▶
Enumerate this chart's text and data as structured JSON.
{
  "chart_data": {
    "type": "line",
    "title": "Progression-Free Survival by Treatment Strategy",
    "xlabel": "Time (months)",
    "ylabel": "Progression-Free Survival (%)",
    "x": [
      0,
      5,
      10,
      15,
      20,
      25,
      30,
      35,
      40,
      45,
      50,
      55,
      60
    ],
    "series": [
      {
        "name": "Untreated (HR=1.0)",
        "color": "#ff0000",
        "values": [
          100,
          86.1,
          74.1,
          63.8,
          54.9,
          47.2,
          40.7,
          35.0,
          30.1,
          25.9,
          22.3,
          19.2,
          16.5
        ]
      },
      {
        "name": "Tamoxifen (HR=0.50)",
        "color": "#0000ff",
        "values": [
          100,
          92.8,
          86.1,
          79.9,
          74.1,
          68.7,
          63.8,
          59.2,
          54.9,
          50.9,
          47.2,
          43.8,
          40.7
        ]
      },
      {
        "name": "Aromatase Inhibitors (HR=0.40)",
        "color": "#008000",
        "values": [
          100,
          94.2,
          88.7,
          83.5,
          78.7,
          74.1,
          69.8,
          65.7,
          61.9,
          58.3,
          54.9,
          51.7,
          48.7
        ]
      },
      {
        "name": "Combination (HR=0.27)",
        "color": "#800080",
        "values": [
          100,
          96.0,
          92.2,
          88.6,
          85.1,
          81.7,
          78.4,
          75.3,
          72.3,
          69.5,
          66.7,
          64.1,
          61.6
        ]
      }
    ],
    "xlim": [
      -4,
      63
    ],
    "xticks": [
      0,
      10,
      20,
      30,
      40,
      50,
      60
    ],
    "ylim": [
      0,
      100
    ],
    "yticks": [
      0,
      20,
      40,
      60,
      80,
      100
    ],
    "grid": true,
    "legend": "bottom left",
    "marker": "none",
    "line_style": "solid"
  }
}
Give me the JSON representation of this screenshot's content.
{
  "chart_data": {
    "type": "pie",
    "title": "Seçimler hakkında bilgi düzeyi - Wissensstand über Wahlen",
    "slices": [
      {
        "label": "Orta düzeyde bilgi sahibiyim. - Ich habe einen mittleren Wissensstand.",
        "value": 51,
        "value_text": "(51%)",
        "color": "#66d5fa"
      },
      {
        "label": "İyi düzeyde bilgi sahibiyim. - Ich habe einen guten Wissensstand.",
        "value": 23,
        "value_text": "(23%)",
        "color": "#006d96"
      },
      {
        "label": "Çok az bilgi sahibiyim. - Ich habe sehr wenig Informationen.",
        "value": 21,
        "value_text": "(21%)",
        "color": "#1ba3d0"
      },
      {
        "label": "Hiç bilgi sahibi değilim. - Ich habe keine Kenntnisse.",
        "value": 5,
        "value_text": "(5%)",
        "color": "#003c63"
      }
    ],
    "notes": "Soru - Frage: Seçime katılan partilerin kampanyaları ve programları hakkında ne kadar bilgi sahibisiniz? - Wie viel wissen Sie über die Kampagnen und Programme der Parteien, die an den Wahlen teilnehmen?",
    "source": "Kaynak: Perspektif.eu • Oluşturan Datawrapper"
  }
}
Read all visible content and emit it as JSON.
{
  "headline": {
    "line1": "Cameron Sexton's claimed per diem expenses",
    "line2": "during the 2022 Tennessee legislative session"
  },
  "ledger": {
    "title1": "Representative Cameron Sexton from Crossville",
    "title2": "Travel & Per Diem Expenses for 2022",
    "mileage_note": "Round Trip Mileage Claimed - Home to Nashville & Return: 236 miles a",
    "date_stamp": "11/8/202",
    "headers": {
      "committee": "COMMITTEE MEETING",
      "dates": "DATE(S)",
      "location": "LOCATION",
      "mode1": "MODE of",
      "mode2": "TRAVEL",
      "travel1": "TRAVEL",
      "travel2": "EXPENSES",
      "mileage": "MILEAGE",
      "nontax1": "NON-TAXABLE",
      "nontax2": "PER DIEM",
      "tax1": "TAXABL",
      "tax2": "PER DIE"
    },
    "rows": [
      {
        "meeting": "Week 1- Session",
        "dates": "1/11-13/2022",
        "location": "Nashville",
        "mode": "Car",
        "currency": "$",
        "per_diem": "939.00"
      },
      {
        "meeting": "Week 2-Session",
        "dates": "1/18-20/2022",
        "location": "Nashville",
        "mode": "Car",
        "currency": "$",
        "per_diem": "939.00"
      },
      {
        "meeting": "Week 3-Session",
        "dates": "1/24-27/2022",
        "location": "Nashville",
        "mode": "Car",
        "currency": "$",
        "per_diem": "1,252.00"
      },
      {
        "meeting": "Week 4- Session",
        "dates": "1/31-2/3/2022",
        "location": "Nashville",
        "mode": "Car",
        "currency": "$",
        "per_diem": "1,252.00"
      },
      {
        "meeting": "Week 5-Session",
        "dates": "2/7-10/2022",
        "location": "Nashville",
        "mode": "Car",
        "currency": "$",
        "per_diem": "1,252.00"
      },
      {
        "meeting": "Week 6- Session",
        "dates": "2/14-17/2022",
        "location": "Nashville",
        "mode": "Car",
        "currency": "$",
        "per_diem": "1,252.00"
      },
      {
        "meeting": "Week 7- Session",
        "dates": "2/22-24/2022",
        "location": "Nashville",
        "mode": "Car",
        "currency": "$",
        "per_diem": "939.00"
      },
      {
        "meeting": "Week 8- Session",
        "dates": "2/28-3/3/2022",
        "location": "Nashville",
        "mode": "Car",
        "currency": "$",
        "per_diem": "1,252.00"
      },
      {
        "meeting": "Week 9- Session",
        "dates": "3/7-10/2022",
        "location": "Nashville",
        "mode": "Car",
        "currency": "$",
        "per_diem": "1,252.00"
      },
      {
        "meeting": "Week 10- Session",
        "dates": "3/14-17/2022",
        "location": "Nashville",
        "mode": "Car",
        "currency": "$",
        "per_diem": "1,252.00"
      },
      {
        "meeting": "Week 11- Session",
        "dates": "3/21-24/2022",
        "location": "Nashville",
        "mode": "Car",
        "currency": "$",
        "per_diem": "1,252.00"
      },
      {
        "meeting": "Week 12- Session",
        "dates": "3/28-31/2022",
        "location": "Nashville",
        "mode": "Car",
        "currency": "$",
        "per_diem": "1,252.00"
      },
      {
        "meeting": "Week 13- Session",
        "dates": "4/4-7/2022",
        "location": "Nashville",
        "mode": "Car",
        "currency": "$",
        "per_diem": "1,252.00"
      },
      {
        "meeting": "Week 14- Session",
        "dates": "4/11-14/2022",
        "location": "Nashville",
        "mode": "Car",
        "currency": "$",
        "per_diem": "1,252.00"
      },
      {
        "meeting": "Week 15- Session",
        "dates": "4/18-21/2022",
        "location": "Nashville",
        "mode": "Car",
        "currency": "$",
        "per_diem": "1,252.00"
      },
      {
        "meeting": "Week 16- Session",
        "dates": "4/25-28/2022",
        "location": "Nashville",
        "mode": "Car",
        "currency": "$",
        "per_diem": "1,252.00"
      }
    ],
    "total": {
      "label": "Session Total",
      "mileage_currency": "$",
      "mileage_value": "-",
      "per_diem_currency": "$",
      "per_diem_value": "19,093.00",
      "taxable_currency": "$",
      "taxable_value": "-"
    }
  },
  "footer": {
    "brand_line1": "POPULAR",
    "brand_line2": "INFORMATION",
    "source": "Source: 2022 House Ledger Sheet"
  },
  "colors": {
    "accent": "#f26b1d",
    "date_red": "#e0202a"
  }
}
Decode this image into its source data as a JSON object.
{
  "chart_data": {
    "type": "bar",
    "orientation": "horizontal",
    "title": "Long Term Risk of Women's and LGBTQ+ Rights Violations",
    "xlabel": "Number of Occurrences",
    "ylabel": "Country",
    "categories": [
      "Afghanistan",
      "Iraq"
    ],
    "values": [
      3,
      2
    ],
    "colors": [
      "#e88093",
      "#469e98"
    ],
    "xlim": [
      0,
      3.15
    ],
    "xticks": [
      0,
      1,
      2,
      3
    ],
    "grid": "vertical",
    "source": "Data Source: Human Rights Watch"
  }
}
◀
• _Problem requirements_:
Output only the lines running from the line with "Decode this image" through the final line of the data, inclusive.

• _Answer below_:
Decode this image into its source data as a JSON object.
{
  "chart_data": {
    "type": "bar",
    "orientation": "horizontal",
    "title": "Long Term Risk of Women's and LGBTQ+ Rights Violations",
    "xlabel": "Number of Occurrences",
    "ylabel": "Country",
    "categories": [
      "Afghanistan",
      "Iraq"
    ],
    "values": [
      3,
      2
    ],
    "colors": [
      "#e88093",
      "#469e98"
    ],
    "xlim": [
      0,
      3.15
    ],
    "xticks": [
      0,
      1,
      2,
      3
    ],
    "grid": "vertical",
    "source": "Data Source: Human Rights Watch"
  }
}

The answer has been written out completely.